▶ Task brief
How many lines in the entries below contain "одамлар"? Answer with the number only.

※ ※ ※

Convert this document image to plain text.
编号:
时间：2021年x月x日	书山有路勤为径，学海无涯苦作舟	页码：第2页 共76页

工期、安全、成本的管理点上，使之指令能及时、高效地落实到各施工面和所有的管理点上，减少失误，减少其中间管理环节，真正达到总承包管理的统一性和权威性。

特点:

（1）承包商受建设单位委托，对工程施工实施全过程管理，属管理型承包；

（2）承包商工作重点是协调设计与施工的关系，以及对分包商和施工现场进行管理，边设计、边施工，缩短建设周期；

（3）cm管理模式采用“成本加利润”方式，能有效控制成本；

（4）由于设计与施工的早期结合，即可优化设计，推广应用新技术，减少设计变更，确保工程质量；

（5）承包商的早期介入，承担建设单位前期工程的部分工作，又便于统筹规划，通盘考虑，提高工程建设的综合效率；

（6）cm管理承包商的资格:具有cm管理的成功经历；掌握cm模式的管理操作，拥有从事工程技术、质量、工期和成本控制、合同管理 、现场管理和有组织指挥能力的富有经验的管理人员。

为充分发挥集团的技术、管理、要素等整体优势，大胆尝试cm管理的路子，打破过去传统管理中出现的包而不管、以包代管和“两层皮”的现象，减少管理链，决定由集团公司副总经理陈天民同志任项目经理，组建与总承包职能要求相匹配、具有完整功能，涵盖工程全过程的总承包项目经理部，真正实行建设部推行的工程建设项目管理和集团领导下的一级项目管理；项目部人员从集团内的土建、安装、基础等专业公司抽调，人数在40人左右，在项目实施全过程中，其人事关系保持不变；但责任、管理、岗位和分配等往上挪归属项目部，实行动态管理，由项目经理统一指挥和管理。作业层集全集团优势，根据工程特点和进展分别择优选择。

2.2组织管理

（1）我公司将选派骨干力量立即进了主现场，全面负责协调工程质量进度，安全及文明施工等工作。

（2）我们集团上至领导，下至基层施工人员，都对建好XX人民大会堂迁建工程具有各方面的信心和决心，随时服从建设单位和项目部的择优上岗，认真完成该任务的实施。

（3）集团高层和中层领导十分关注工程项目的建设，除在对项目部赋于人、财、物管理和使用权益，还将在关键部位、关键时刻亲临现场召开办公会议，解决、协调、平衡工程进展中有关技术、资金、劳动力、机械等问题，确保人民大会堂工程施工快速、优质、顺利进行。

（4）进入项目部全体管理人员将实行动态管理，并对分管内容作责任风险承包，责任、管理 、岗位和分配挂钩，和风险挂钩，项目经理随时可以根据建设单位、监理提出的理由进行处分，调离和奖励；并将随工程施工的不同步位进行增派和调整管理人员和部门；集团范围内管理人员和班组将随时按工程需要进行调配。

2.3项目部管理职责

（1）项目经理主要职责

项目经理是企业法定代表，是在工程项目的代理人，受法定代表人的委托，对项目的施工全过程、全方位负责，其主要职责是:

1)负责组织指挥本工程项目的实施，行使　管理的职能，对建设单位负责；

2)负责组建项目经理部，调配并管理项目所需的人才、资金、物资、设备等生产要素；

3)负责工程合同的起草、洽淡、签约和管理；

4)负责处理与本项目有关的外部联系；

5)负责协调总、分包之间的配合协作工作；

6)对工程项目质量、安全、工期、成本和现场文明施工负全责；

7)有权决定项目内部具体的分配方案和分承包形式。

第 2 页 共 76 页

※ ※ ※

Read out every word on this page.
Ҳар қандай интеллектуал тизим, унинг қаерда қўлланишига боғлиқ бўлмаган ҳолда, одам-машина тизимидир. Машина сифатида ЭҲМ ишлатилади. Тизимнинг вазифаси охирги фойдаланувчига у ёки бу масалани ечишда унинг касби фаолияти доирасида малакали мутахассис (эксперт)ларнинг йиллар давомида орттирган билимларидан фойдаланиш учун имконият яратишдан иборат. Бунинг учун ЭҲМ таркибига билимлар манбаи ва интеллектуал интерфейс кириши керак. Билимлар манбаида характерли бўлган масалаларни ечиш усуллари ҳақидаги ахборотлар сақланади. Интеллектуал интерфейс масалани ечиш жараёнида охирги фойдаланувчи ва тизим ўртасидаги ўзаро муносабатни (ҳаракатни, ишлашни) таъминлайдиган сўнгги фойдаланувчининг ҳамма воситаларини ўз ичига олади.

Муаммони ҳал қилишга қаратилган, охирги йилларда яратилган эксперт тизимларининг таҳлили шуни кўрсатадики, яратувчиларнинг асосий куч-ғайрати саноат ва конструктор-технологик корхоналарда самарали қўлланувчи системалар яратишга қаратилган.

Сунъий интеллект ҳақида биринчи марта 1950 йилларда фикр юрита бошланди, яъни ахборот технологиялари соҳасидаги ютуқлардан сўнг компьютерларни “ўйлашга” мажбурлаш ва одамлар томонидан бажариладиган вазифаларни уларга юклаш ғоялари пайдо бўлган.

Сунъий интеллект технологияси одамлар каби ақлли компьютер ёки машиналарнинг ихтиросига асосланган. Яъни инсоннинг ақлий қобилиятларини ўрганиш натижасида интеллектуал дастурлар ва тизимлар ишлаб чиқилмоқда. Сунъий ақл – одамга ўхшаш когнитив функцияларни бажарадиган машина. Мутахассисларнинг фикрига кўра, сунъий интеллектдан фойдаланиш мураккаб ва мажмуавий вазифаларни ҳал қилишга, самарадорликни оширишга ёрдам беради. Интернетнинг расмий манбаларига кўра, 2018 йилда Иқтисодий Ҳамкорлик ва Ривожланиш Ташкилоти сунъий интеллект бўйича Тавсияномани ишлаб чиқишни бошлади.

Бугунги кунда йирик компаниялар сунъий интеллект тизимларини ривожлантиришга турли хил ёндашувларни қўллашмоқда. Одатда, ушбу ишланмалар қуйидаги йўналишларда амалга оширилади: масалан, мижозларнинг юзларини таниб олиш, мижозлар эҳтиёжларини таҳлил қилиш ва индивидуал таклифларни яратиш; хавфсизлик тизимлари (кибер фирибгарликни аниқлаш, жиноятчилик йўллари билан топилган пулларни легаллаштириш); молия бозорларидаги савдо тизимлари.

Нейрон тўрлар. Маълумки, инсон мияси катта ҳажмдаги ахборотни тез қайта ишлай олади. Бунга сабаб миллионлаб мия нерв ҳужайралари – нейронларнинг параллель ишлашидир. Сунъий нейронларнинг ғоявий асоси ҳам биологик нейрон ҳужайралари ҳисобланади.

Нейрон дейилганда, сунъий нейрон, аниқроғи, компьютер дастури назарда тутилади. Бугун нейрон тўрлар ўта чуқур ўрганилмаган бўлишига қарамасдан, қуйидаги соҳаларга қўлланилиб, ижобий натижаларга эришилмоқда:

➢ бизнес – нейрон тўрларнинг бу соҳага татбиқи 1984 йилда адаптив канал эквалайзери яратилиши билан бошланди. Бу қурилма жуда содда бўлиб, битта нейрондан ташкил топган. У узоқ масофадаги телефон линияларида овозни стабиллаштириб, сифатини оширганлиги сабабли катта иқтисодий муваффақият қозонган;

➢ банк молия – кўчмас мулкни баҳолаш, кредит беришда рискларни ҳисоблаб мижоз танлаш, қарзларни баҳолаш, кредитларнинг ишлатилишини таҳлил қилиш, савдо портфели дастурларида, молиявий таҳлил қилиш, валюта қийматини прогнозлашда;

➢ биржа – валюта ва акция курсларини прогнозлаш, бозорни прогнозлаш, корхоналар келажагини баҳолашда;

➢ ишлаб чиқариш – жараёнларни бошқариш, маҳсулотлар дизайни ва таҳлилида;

※ ※ ※

▶ Solution to this exercise
2